Two articles in your January/February issue were startlingly inconsistent. The article on school lunches rightly highlights that most school foods are too high in saturated fat and sodium, and too low in dietary fiber and other nutrients. Two articles later, “Culture Change” focuses on the takeover by giant corporations of such socially “good” companies as Ben & Jerry’s and Stonyfield Farms. Unfortunately, that article omits the fact that Ben & Jerry’s made its fortune by “greenwashing” high-fat ice cream (at prices that make it easy for the company to give modest donations to progressive causes). Ice cream’s saturated fat is an equal-opportunity killer, affecting students, lefties, and Republicans alike.

Michael F. Jacobson
Executive Director, Center for Science in the Public Interest
Washington, D.C.

-- DIRECTIONS FOR THIS TASK --
According to the letter, what two things are most school foods too high in?

-- STUDY MATERIAL --

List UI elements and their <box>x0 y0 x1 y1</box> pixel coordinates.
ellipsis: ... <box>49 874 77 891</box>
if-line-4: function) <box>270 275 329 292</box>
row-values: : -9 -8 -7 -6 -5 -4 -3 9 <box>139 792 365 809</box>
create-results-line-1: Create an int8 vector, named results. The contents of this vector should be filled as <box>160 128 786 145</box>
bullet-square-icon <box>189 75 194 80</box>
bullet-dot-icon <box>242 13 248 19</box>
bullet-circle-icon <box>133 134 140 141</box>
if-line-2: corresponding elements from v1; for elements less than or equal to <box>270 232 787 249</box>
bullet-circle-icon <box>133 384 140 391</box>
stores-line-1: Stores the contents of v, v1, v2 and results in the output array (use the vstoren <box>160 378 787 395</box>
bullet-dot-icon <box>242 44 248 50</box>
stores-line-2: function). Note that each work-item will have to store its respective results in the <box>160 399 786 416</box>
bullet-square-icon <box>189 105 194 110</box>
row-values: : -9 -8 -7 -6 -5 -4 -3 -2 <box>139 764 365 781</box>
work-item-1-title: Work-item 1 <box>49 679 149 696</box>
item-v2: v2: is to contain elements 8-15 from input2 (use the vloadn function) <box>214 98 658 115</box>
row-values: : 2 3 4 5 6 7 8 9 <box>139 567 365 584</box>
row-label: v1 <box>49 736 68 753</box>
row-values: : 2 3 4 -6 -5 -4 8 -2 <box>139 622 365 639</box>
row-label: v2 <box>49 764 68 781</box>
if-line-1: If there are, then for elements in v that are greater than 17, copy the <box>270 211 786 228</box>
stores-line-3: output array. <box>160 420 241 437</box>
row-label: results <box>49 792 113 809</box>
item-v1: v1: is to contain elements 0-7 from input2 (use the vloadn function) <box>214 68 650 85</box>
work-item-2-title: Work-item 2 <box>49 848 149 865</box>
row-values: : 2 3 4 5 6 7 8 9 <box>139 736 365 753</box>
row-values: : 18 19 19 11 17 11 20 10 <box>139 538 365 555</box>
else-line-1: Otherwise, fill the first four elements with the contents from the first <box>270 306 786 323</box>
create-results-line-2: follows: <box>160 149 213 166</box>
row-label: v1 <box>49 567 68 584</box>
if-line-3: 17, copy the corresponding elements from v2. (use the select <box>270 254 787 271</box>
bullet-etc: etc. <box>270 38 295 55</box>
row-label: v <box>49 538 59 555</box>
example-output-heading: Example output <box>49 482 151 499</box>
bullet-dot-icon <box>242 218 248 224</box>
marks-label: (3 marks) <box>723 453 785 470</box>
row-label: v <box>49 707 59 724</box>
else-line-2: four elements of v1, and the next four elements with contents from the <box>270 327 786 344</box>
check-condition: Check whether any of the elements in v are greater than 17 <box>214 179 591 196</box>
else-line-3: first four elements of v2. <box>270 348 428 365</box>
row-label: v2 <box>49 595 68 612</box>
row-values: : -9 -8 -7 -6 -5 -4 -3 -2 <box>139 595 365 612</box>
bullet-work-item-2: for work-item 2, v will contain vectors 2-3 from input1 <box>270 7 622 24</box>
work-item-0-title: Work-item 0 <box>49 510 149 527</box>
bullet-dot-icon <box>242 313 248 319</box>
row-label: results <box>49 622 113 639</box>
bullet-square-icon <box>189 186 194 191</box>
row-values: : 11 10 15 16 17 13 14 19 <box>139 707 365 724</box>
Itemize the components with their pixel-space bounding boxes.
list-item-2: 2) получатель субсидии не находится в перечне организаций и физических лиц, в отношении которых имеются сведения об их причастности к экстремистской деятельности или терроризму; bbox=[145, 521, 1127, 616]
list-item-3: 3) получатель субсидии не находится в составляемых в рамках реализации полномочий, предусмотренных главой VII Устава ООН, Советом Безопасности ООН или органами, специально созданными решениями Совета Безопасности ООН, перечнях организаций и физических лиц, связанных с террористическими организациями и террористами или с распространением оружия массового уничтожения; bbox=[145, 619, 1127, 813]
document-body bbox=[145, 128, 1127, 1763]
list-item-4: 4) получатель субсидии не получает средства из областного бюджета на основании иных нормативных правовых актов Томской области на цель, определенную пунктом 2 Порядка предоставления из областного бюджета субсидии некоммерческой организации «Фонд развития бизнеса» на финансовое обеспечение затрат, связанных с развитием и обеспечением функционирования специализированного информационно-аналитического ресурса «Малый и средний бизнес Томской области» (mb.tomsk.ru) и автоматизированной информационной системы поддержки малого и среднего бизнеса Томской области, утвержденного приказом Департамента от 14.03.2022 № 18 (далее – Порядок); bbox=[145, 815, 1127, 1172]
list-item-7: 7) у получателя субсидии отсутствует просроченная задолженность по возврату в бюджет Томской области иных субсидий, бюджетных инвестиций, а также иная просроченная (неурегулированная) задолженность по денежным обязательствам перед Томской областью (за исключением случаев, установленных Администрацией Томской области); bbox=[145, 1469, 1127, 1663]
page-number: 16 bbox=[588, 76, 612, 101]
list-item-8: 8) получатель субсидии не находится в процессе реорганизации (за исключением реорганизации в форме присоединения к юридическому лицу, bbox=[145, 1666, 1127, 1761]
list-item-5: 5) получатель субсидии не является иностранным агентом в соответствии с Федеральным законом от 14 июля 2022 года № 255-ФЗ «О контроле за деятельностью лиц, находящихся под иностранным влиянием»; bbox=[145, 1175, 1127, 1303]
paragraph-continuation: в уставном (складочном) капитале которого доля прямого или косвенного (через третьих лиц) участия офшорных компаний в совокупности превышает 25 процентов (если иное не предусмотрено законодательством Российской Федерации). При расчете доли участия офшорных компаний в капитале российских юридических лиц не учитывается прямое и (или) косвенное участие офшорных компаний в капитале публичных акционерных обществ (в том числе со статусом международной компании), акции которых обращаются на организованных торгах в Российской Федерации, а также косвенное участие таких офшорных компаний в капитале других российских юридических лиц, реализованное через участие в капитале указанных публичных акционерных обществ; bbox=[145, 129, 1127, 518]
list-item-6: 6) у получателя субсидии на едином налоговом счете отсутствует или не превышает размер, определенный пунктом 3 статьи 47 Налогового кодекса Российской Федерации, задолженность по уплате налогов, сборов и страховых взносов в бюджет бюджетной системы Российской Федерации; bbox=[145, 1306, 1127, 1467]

-- TASK RESULT --
Saturated fat and sodium.